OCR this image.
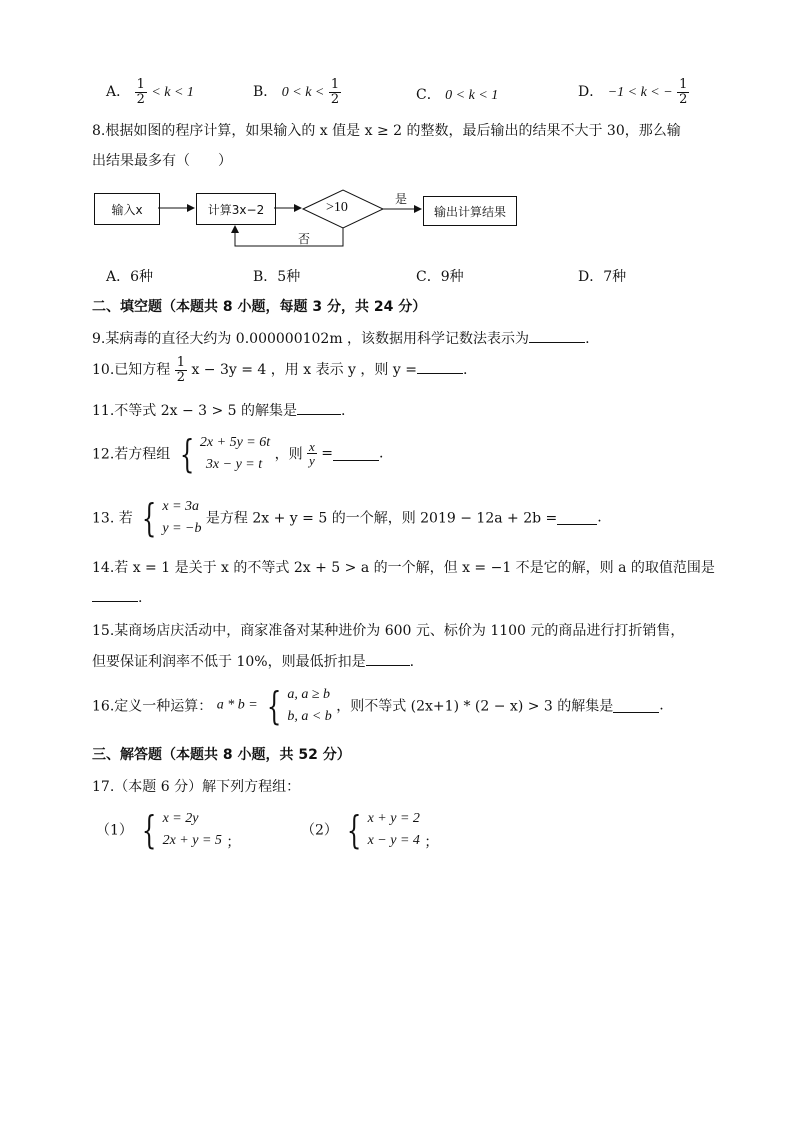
A． $\frac{1}{2} < k < 1$	B． $0 < k < \frac{1}{2}$	C． 0 < k < 1	D． −1 < k < − $\frac{1}{2}$
8.根据如图的程序计算，如果输入的 x 值是 x ≥ 2 的整数，最后输出的结果不大于 30，那么输
出结果最多有（　　）
输入x	计算3x−2	输出计算结果
>10
是
否
A．6种	B．5种	C．9种	D．7种
二、填空题（本题共 8 小题，每题 3 分，共 24 分）
9.某病毒的直径大约为 0.000000102m ，该数据用科学记数法表示为	.
10.已知方程 $\frac{1}{2}$ x − 3y = 4 ，用 x 表示 y ，则 y =	.
11.不等式 2x − 3 > 5 的解集是	.
12.若方程组 { 2x + 5y = 6t
3x − y = t
，则 $\frac{x}{y}$ =	.
13. 若 { x = 3a
y = −b
是方程 2x + y = 5 的一个解，则 2019 − 12a + 2b =	.
14.若 x = 1 是关于 x 的不等式 2x + 5 > a 的一个解，但 x = −1 不是它的解，则 a 的取值范围是
.
15.某商场店庆活动中，商家准备对某种进价为 600 元、标价为 1100 元的商品进行打折销售，
但要保证利润率不低于 10%，则最低折扣是	.
16.定义一种运算： a * b = { a, a ≥ b
b, a < b
，则不等式 (2x+1) * (2 − x) > 3 的解集是	.
三、解答题（本题共 8 小题，共 52 分）
17.（本题 6 分）解下列方程组：
（1） { x = 2y
2x + y = 5 ；
（2） { x + y = 2
x − y = 4 ；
* * * *
Repeat every record above exactly, but leave out any pictures.

OCR this image.
A． $\frac{1}{2} < k < 1$	B． $0 < k < \frac{1}{2}$	C． 0 < k < 1	D． −1 < k < − $\frac{1}{2}$
8.根据如图的程序计算，如果输入的 x 值是 x ≥ 2 的整数，最后输出的结果不大于 30，那么输
出结果最多有（　　）
输入x	计算3x−2	输出计算结果
>10
是
否
A．6种	B．5种	C．9种	D．7种
二、填空题（本题共 8 小题，每题 3 分，共 24 分）
9.某病毒的直径大约为 0.000000102m ，该数据用科学记数法表示为	.
10.已知方程 $\frac{1}{2}$ x − 3y = 4 ，用 x 表示 y ，则 y =	.
11.不等式 2x − 3 > 5 的解集是	.
12.若方程组 { 2x + 5y = 6t
3x − y = t
，则 $\frac{x}{y}$ =	.
13. 若 { x = 3a
y = −b
是方程 2x + y = 5 的一个解，则 2019 − 12a + 2b =	.
14.若 x = 1 是关于 x 的不等式 2x + 5 > a 的一个解，但 x = −1 不是它的解，则 a 的取值范围是
.
15.某商场店庆活动中，商家准备对某种进价为 600 元、标价为 1100 元的商品进行打折销售，
但要保证利润率不低于 10%，则最低折扣是	.
16.定义一种运算： a * b = { a, a ≥ b
b, a < b
，则不等式 (2x+1) * (2 − x) > 3 的解集是	.
三、解答题（本题共 8 小题，共 52 分）
17.（本题 6 分）解下列方程组：
（1） { x = 2y
2x + y = 5 ；
（2） { x + y = 2
x − y = 4 ；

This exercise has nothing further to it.